Written request: Copy the lines that follow, keeping every character the same.

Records
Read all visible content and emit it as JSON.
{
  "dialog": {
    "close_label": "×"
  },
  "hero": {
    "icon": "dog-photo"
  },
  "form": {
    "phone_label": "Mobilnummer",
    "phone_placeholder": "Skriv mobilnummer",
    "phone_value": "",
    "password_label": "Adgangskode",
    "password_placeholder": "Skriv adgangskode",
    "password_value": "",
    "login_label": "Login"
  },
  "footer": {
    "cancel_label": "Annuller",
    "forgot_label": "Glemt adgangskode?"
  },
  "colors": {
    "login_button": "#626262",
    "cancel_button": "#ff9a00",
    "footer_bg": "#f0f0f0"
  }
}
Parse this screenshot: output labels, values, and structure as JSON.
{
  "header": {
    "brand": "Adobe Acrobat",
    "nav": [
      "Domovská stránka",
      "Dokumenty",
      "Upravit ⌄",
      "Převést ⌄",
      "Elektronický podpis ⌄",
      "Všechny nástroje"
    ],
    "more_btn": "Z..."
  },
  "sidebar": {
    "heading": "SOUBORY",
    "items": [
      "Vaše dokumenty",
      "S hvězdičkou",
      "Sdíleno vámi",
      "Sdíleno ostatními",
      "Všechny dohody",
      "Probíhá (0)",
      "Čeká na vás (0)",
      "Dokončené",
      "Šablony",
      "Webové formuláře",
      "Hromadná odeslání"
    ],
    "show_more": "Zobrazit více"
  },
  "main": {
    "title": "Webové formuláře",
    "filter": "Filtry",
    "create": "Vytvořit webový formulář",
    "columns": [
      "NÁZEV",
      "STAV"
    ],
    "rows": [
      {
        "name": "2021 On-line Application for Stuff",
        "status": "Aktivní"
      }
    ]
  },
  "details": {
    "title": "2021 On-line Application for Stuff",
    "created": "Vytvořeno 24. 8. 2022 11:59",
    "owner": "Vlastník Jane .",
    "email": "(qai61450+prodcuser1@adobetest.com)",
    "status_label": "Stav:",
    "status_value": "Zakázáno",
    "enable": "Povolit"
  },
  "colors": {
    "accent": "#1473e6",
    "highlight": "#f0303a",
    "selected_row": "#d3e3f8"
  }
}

Answer in full:
Read all visible content and emit it as JSON.
{
  "dialog": {
    "close_label": "×"
  },
  "hero": {
    "icon": "dog-photo"
  },
  "form": {
    "phone_label": "Mobilnummer",
    "phone_placeholder": "Skriv mobilnummer",
    "phone_value": "",
    "password_label": "Adgangskode",
    "password_placeholder": "Skriv adgangskode",
    "password_value": "",
    "login_label": "Login"
  },
  "footer": {
    "cancel_label": "Annuller",
    "forgot_label": "Glemt adgangskode?"
  },
  "colors": {
    "login_button": "#626262",
    "cancel_button": "#ff9a00",
    "footer_bg": "#f0f0f0"
  }
}
Parse this screenshot: output labels, values, and structure as JSON.
{
  "header": {
    "brand": "Adobe Acrobat",
    "nav": [
      "Domovská stránka",
      "Dokumenty",
      "Upravit ⌄",
      "Převést ⌄",
      "Elektronický podpis ⌄",
      "Všechny nástroje"
    ],
    "more_btn": "Z..."
  },
  "sidebar": {
    "heading": "SOUBORY",
    "items": [
      "Vaše dokumenty",
      "S hvězdičkou",
      "Sdíleno vámi",
      "Sdíleno ostatními",
      "Všechny dohody",
      "Probíhá (0)",
      "Čeká na vás (0)",
      "Dokončené",
      "Šablony",
      "Webové formuláře",
      "Hromadná odeslání"
    ],
    "show_more": "Zobrazit více"
  },
  "main": {
    "title": "Webové formuláře",
    "filter": "Filtry",
    "create": "Vytvořit webový formulář",
    "columns": [
      "NÁZEV",
      "STAV"
    ],
    "rows": [
      {
        "name": "2021 On-line Application for Stuff",
        "status": "Aktivní"
      }
    ]
  },
  "details": {
    "title": "2021 On-line Application for Stuff",
    "created": "Vytvořeno 24. 8. 2022 11:59",
    "owner": "Vlastník Jane .",
    "email": "(qai61450+prodcuser1@adobetest.com)",
    "status_label": "Stav:",
    "status_value": "Zakázáno",
    "enable": "Povolit"
  },
  "colors": {
    "accent": "#1473e6",
    "highlight": "#f0303a",
    "selected_row": "#d3e3f8"
  }
}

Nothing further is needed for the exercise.